Dataset rows about figures
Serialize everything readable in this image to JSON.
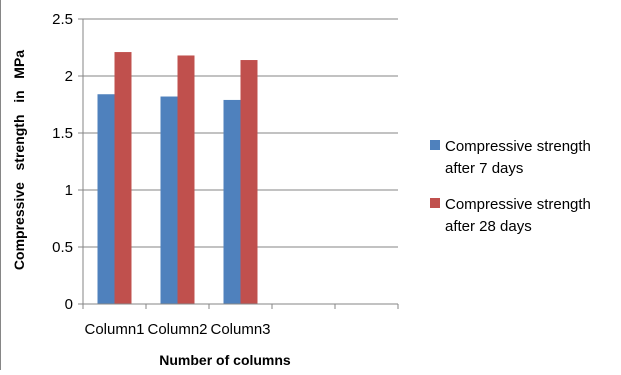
{
  "chart_data": {
    "type": "bar",
    "title": "",
    "xlabel": "Number of columns",
    "ylabel": "Compressive   strength   in   MPa",
    "categories": [
      "Column1",
      "Column2",
      "Column3",
      "",
      ""
    ],
    "series": [
      {
        "name": "Compressive strength after 7 days",
        "legend_lines": [
          "Compressive strength",
          "after 7 days"
        ],
        "color": "#4F81BD",
        "values": [
          1.84,
          1.82,
          1.79,
          null,
          null
        ]
      },
      {
        "name": "Compressive strength after 28 days",
        "legend_lines": [
          "Compressive strength",
          "after 28 days"
        ],
        "color": "#C0504D",
        "values": [
          2.21,
          2.18,
          2.14,
          null,
          null
        ]
      }
    ],
    "ylim": [
      0,
      2.5
    ],
    "yticks": [
      0,
      0.5,
      1,
      1.5,
      2,
      2.5
    ],
    "ytick_labels": [
      "0",
      "0.5",
      "1",
      "1.5",
      "2",
      "2.5"
    ],
    "grid": true,
    "legend_position": "right",
    "colors": {
      "gridline": "#868686",
      "axis": "#868686",
      "frame": "#868686"
    }
  }
}
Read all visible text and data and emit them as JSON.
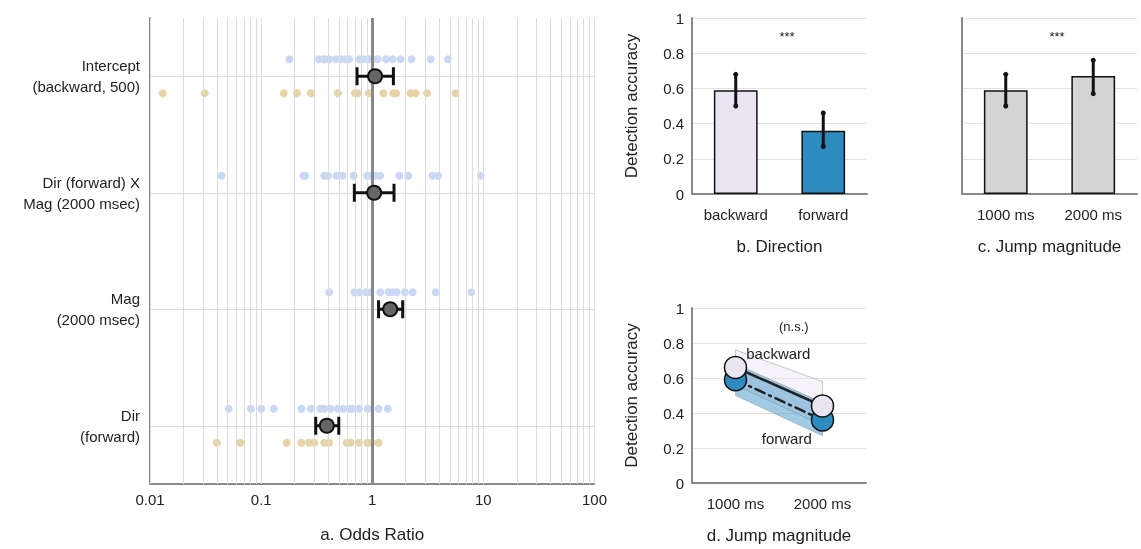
{
  "chart_data": [
    {
      "type": "scatter",
      "orientation": "horizontal",
      "xlabel": "a. Odds Ratio",
      "log": "x",
      "xlim": [
        0.01,
        100
      ],
      "xticks": [
        0.01,
        0.1,
        1,
        10,
        100
      ],
      "grid": true,
      "marker": "circle",
      "categories": [
        "Intercept\n(backward, 500)",
        "Dir (forward) X\nMag (2000 msec)",
        "Mag\n(2000 msec)",
        "Dir\n(forward)"
      ],
      "ref_lines": [
        {
          "axis": "x",
          "value": 1,
          "color": "#888888"
        }
      ],
      "series": [
        {
          "color": "#666666",
          "values": [
            1.06,
            1.04,
            1.45,
            0.39
          ],
          "errors": [
            [
              0.73,
              1.55
            ],
            [
              0.69,
              1.57
            ],
            [
              1.14,
              1.88
            ],
            [
              0.31,
              0.5
            ]
          ]
        },
        {
          "color": "#c9d9f5",
          "x": [
            "Intercept\n(backward, 500)",
            "Intercept\n(backward, 500)",
            "Intercept\n(backward, 500)",
            "Intercept\n(backward, 500)",
            "Intercept\n(backward, 500)",
            "Intercept\n(backward, 500)",
            "Intercept\n(backward, 500)",
            "Intercept\n(backward, 500)",
            "Intercept\n(backward, 500)",
            "Intercept\n(backward, 500)",
            "Intercept\n(backward, 500)",
            "Intercept\n(backward, 500)",
            "Intercept\n(backward, 500)",
            "Intercept\n(backward, 500)",
            "Intercept\n(backward, 500)",
            "Intercept\n(backward, 500)",
            "Intercept\n(backward, 500)",
            "Intercept\n(backward, 500)",
            "Intercept\n(backward, 500)",
            "Dir (forward) X\nMag (2000 msec)",
            "Dir (forward) X\nMag (2000 msec)",
            "Dir (forward) X\nMag (2000 msec)",
            "Dir (forward) X\nMag (2000 msec)",
            "Dir (forward) X\nMag (2000 msec)",
            "Dir (forward) X\nMag (2000 msec)",
            "Dir (forward) X\nMag (2000 msec)",
            "Dir (forward) X\nMag (2000 msec)",
            "Dir (forward) X\nMag (2000 msec)",
            "Dir (forward) X\nMag (2000 msec)",
            "Dir (forward) X\nMag (2000 msec)",
            "Dir (forward) X\nMag (2000 msec)",
            "Dir (forward) X\nMag (2000 msec)",
            "Dir (forward) X\nMag (2000 msec)",
            "Dir (forward) X\nMag (2000 msec)",
            "Dir (forward) X\nMag (2000 msec)",
            "Dir (forward) X\nMag (2000 msec)",
            "Mag\n(2000 msec)",
            "Mag\n(2000 msec)",
            "Mag\n(2000 msec)",
            "Mag\n(2000 msec)",
            "Mag\n(2000 msec)",
            "Mag\n(2000 msec)",
            "Mag\n(2000 msec)",
            "Mag\n(2000 msec)",
            "Mag\n(2000 msec)",
            "Mag\n(2000 msec)",
            "Mag\n(2000 msec)",
            "Mag\n(2000 msec)",
            "Mag\n(2000 msec)",
            "Dir\n(forward)",
            "Dir\n(forward)",
            "Dir\n(forward)",
            "Dir\n(forward)",
            "Dir\n(forward)",
            "Dir\n(forward)",
            "Dir\n(forward)",
            "Dir\n(forward)",
            "Dir\n(forward)",
            "Dir\n(forward)",
            "Dir\n(forward)",
            "Dir\n(forward)",
            "Dir\n(forward)",
            "Dir\n(forward)",
            "Dir\n(forward)",
            "Dir\n(forward)",
            "Dir\n(forward)"
          ],
          "values": [
            0.18,
            0.33,
            0.37,
            0.41,
            0.47,
            0.52,
            0.57,
            0.62,
            0.77,
            0.84,
            0.93,
            1.01,
            1.12,
            1.33,
            1.53,
            1.8,
            2.26,
            3.36,
            4.8,
            0.044,
            0.24,
            0.25,
            0.37,
            0.4,
            0.48,
            0.54,
            0.68,
            0.9,
            0.96,
            1.06,
            1.18,
            1.75,
            2.11,
            3.48,
            3.91,
            9.5,
            0.41,
            0.69,
            0.76,
            0.87,
            0.96,
            1.18,
            1.4,
            1.53,
            1.66,
            1.97,
            2.31,
            3.73,
            7.8,
            0.051,
            0.081,
            0.1,
            0.13,
            0.23,
            0.28,
            0.34,
            0.37,
            0.42,
            0.49,
            0.55,
            0.62,
            0.66,
            0.76,
            0.91,
            1.14,
            1.38
          ]
        },
        {
          "color": "#e6d3a6",
          "x": [
            "Intercept\n(backward, 500)",
            "Intercept\n(backward, 500)",
            "Intercept\n(backward, 500)",
            "Intercept\n(backward, 500)",
            "Intercept\n(backward, 500)",
            "Intercept\n(backward, 500)",
            "Intercept\n(backward, 500)",
            "Intercept\n(backward, 500)",
            "Intercept\n(backward, 500)",
            "Intercept\n(backward, 500)",
            "Intercept\n(backward, 500)",
            "Intercept\n(backward, 500)",
            "Intercept\n(backward, 500)",
            "Intercept\n(backward, 500)",
            "Intercept\n(backward, 500)",
            "Intercept\n(backward, 500)",
            "Dir\n(forward)",
            "Dir\n(forward)",
            "Dir\n(forward)",
            "Dir\n(forward)",
            "Dir\n(forward)",
            "Dir\n(forward)",
            "Dir\n(forward)",
            "Dir\n(forward)",
            "Dir\n(forward)",
            "Dir\n(forward)",
            "Dir\n(forward)",
            "Dir\n(forward)",
            "Dir\n(forward)",
            "Dir\n(forward)"
          ],
          "values": [
            0.013,
            0.031,
            0.16,
            0.21,
            0.28,
            0.49,
            0.7,
            0.74,
            0.93,
            1.26,
            1.55,
            1.64,
            2.21,
            2.45,
            3.12,
            5.6,
            0.04,
            0.065,
            0.17,
            0.23,
            0.27,
            0.3,
            0.37,
            0.41,
            0.59,
            0.64,
            0.76,
            0.9,
            0.99,
            1.14
          ]
        }
      ]
    },
    {
      "type": "bar",
      "xlabel": "b. Direction",
      "ylabel": "Detection accuracy",
      "categories": [
        "backward",
        "forward"
      ],
      "values": [
        0.59,
        0.36
      ],
      "colors": [
        "#ebe5f3",
        "#2e8bc0"
      ],
      "errors": [
        [
          0.5,
          0.68
        ],
        [
          0.27,
          0.46
        ]
      ],
      "ylim": [
        0,
        1
      ],
      "yticks": [
        0,
        0.2,
        0.4,
        0.6,
        0.8,
        1
      ],
      "grid": "y",
      "annotations": [
        "***"
      ]
    },
    {
      "type": "bar",
      "xlabel": "c. Jump magnitude",
      "categories": [
        "1000 ms",
        "2000 ms"
      ],
      "values": [
        0.59,
        0.67
      ],
      "color": "#d4d4d4",
      "errors": [
        [
          0.5,
          0.68
        ],
        [
          0.57,
          0.76
        ]
      ],
      "ylim": [
        0,
        1
      ],
      "yticks": [
        0,
        0.2,
        0.4,
        0.6,
        0.8,
        1
      ],
      "grid": "y",
      "tick_labels": "x",
      "annotations": [
        "***"
      ]
    },
    {
      "type": "line",
      "xlabel": "d. Jump magnitude",
      "ylabel": "Detection accuracy",
      "categories": [
        "1000 ms",
        "2000 ms"
      ],
      "ylim": [
        0,
        1
      ],
      "yticks": [
        0,
        0.2,
        0.4,
        0.6,
        0.8,
        1
      ],
      "grid": "y",
      "marker": "circle",
      "annotations": [
        "(n.s.)"
      ],
      "series": [
        {
          "name": "backward",
          "color": "#ebe5f3",
          "values": [
            0.66,
            0.44
          ],
          "lower": [
            0.56,
            0.33
          ],
          "upper": [
            0.76,
            0.58
          ],
          "line_style": "solid"
        },
        {
          "name": "forward",
          "color": "#2e8bc0",
          "values": [
            0.59,
            0.36
          ],
          "lower": [
            0.5,
            0.27
          ],
          "upper": [
            0.68,
            0.46
          ],
          "line_style": "dashed"
        }
      ]
    }
  ]
}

**Exercise goal**
Report every line in the data above in which the word "type" appears.

**Written solution**
    "type": "bar",
      "type": "scatter",
      "type": "bar",
      "type": "bar",
      "type": "line",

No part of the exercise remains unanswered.